SOURCE MATERIAL:
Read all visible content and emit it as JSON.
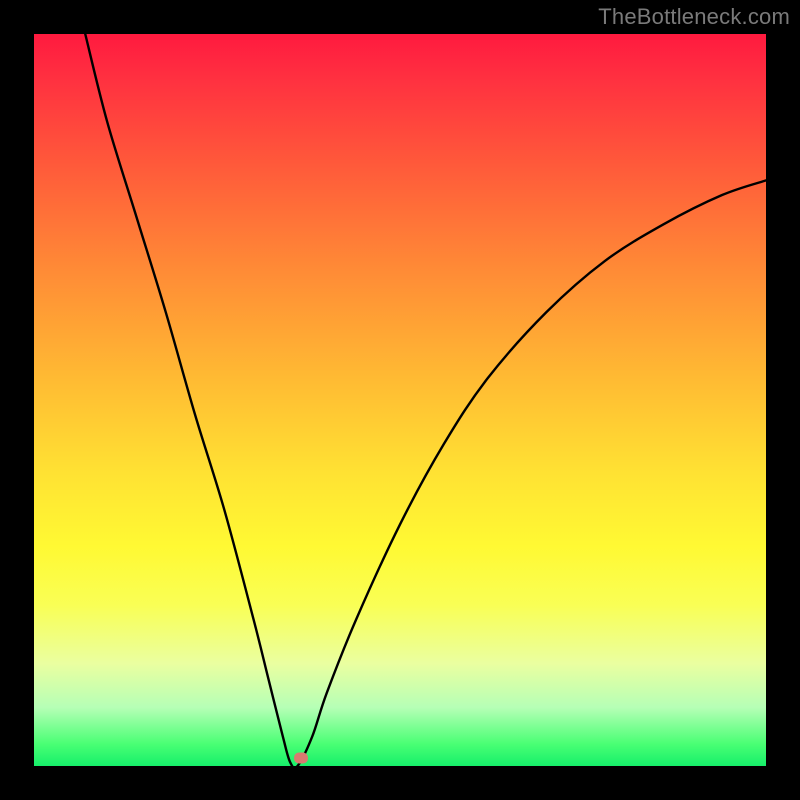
{
  "watermark": "TheBottleneck.com",
  "chart_data": {
    "type": "line",
    "title": "",
    "xlabel": "",
    "ylabel": "",
    "xlim": [
      0,
      100
    ],
    "ylim": [
      0,
      100
    ],
    "grid": false,
    "series": [
      {
        "name": "curve",
        "x": [
          7,
          10,
          14,
          18,
          22,
          26,
          30,
          32,
          34,
          35,
          36,
          38,
          40,
          44,
          50,
          56,
          62,
          70,
          78,
          86,
          94,
          100
        ],
        "y": [
          100,
          88,
          75,
          62,
          48,
          35,
          20,
          12,
          4,
          0.5,
          0,
          4,
          10,
          20,
          33,
          44,
          53,
          62,
          69,
          74,
          78,
          80
        ]
      }
    ],
    "marker": {
      "x": 36.5,
      "y": 1.1
    },
    "background_gradient": {
      "top": "#ff1a3f",
      "mid": "#ffe233",
      "bottom": "#16ef6a"
    }
  }
}
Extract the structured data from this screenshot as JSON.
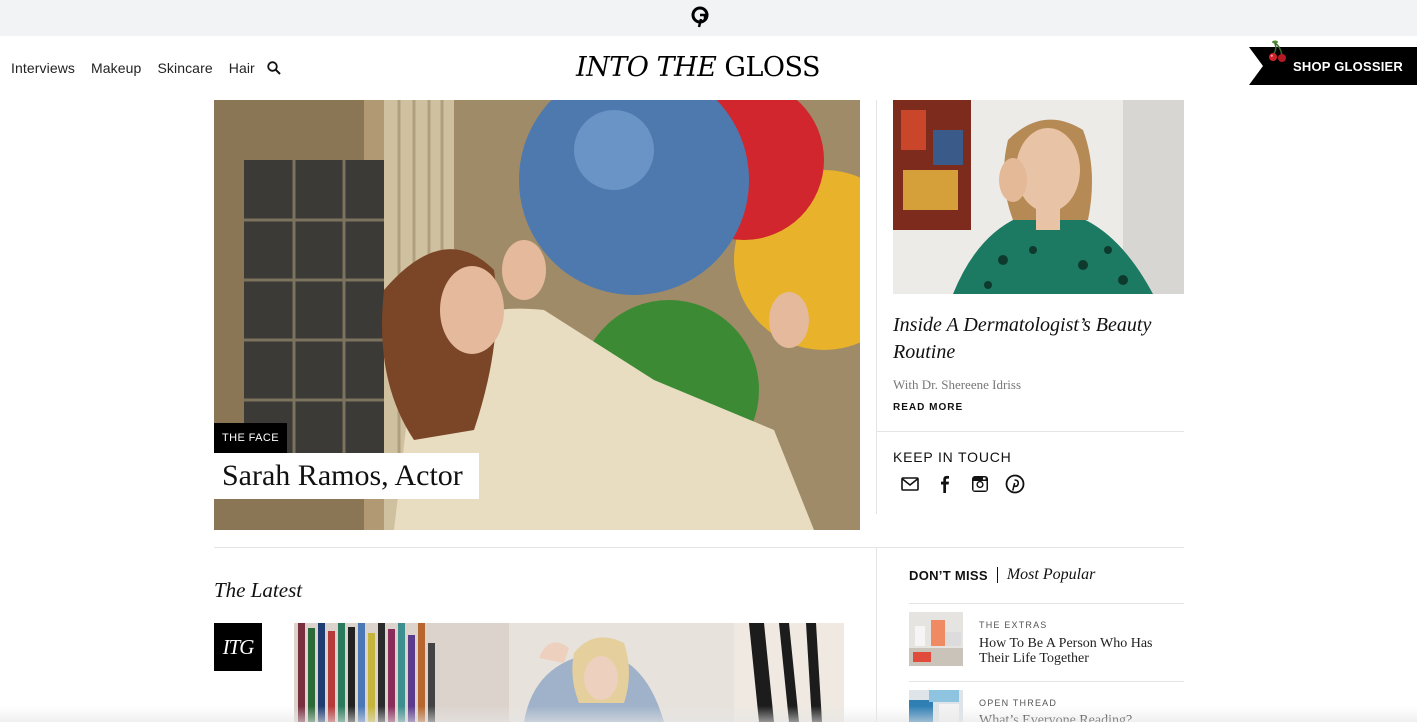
{
  "nav": {
    "links": [
      "Interviews",
      "Makeup",
      "Skincare",
      "Hair"
    ],
    "brand_italic": "INTO THE",
    "brand_plain": "GLOSS",
    "shop_label": "SHOP GLOSSIER"
  },
  "hero": {
    "tag": "THE FACE",
    "title": "Sarah Ramos, Actor"
  },
  "side_story": {
    "title": "Inside A Dermatologist’s Beauty Routine",
    "subtitle": "With Dr. Shereene Idriss",
    "read_more": "READ MORE"
  },
  "keep_in_touch": {
    "title": "KEEP IN TOUCH",
    "icons": [
      "mail-icon",
      "facebook-icon",
      "instagram-icon",
      "pinterest-icon"
    ]
  },
  "latest": {
    "heading": "The Latest",
    "badge": "ITG"
  },
  "dont_miss": {
    "tab_active": "DON’T MISS",
    "tab_other": "Most Popular",
    "items": [
      {
        "category": "THE EXTRAS",
        "title": "How To Be A Person Who Has Their Life Together"
      },
      {
        "category": "OPEN THREAD",
        "title": "What’s Everyone Reading?"
      }
    ]
  },
  "colors": {
    "top_strip": "#f1f3f4",
    "black": "#000000",
    "divider": "#e4e4e4"
  }
}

DO THIS: Lines containing the word "JSON" are to be counted in the listing; state their number alone.

REPLY TO THE TASK: 2